### Goal
Repeat the listing below in full, exactly as it stands.

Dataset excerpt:
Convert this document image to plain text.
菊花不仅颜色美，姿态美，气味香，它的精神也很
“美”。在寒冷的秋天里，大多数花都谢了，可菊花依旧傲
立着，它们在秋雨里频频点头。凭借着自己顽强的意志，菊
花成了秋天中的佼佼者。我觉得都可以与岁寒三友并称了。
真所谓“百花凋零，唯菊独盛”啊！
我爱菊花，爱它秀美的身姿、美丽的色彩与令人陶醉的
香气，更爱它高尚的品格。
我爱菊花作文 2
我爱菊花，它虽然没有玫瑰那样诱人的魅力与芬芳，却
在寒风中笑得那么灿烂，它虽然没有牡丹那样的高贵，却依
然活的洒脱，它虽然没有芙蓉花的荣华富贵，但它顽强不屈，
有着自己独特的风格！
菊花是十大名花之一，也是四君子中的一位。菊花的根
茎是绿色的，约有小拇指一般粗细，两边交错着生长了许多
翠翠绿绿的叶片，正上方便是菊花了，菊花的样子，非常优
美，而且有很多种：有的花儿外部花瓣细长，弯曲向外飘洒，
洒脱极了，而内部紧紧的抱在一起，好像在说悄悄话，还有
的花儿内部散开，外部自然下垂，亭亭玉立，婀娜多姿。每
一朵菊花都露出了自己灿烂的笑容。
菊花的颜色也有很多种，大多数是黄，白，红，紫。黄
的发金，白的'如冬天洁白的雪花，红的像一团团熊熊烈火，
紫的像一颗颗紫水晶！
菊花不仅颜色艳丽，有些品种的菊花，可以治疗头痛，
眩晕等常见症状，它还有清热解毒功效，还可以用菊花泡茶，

### Answer to the task
Convert this document image to plain text.
菊花不仅颜色美，姿态美，气味香，它的精神也很
“美”。在寒冷的秋天里，大多数花都谢了，可菊花依旧傲
立着，它们在秋雨里频频点头。凭借着自己顽强的意志，菊
花成了秋天中的佼佼者。我觉得都可以与岁寒三友并称了。
真所谓“百花凋零，唯菊独盛”啊！
我爱菊花，爱它秀美的身姿、美丽的色彩与令人陶醉的
香气，更爱它高尚的品格。
我爱菊花作文 2
我爱菊花，它虽然没有玫瑰那样诱人的魅力与芬芳，却
在寒风中笑得那么灿烂，它虽然没有牡丹那样的高贵，却依
然活的洒脱，它虽然没有芙蓉花的荣华富贵，但它顽强不屈，
有着自己独特的风格！
菊花是十大名花之一，也是四君子中的一位。菊花的根
茎是绿色的，约有小拇指一般粗细，两边交错着生长了许多
翠翠绿绿的叶片，正上方便是菊花了，菊花的样子，非常优
美，而且有很多种：有的花儿外部花瓣细长，弯曲向外飘洒，
洒脱极了，而内部紧紧的抱在一起，好像在说悄悄话，还有
的花儿内部散开，外部自然下垂，亭亭玉立，婀娜多姿。每
一朵菊花都露出了自己灿烂的笑容。
菊花的颜色也有很多种，大多数是黄，白，红，紫。黄
的发金，白的'如冬天洁白的雪花，红的像一团团熊熊烈火，
紫的像一颗颗紫水晶！
菊花不仅颜色艳丽，有些品种的菊花，可以治疗头痛，
眩晕等常见症状，它还有清热解毒功效，还可以用菊花泡茶，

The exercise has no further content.